** start of Input rows **

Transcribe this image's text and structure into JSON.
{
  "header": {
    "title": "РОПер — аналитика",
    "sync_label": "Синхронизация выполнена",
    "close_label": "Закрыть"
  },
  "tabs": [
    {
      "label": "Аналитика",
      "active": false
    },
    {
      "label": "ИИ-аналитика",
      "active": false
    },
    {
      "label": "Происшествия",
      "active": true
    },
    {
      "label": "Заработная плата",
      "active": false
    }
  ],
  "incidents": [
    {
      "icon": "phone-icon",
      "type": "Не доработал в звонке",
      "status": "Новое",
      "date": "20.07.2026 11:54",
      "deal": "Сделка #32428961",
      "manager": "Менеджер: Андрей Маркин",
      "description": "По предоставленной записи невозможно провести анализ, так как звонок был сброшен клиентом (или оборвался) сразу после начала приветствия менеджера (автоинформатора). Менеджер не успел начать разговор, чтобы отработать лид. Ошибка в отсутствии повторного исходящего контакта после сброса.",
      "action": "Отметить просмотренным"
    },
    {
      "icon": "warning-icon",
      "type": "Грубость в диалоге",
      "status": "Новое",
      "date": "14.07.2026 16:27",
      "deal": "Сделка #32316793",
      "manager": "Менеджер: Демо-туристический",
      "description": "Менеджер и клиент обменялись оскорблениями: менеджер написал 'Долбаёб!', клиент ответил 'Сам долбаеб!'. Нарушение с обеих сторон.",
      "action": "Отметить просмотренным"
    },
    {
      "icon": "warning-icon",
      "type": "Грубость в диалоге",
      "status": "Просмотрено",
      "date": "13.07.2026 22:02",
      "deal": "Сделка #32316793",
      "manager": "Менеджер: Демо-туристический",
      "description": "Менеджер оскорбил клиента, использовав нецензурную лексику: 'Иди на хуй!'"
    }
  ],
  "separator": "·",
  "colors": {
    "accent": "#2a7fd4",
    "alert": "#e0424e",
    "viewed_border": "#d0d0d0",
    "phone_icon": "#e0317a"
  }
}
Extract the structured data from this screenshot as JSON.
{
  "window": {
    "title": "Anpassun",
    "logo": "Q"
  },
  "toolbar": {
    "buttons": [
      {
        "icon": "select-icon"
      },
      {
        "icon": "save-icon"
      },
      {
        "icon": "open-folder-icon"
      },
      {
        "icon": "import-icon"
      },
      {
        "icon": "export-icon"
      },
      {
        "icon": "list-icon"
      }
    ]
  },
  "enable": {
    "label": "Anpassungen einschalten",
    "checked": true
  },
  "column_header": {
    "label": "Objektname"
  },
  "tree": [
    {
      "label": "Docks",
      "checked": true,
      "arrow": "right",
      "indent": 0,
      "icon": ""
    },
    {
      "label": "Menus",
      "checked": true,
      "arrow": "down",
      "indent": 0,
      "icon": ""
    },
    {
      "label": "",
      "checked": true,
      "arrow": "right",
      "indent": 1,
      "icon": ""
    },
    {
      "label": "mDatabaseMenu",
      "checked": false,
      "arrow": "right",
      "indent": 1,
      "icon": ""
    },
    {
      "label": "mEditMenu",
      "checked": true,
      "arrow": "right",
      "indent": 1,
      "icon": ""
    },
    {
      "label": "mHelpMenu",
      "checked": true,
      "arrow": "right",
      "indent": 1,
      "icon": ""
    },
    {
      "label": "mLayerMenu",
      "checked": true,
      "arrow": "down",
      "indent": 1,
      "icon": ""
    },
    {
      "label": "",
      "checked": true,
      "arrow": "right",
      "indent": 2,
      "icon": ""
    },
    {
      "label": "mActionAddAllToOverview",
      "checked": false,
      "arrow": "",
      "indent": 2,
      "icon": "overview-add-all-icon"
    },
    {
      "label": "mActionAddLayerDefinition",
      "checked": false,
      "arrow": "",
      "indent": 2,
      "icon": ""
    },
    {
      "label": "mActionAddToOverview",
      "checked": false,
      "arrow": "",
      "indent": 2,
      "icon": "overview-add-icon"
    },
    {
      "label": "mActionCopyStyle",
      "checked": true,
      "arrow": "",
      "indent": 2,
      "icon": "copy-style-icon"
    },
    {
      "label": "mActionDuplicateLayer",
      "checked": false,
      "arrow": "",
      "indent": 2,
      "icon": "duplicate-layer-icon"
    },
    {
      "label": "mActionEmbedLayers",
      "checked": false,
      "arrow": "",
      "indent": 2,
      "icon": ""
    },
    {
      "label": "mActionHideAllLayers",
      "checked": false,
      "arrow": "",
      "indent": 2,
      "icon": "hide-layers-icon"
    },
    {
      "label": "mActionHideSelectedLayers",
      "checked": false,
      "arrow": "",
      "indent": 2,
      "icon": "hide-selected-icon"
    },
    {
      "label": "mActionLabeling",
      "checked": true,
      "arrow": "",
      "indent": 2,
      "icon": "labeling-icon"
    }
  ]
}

** end of Input rows **

Copy in full each line that holds the word "title".

    "title": "РОПер — аналитика",
    "title": "Anpassun",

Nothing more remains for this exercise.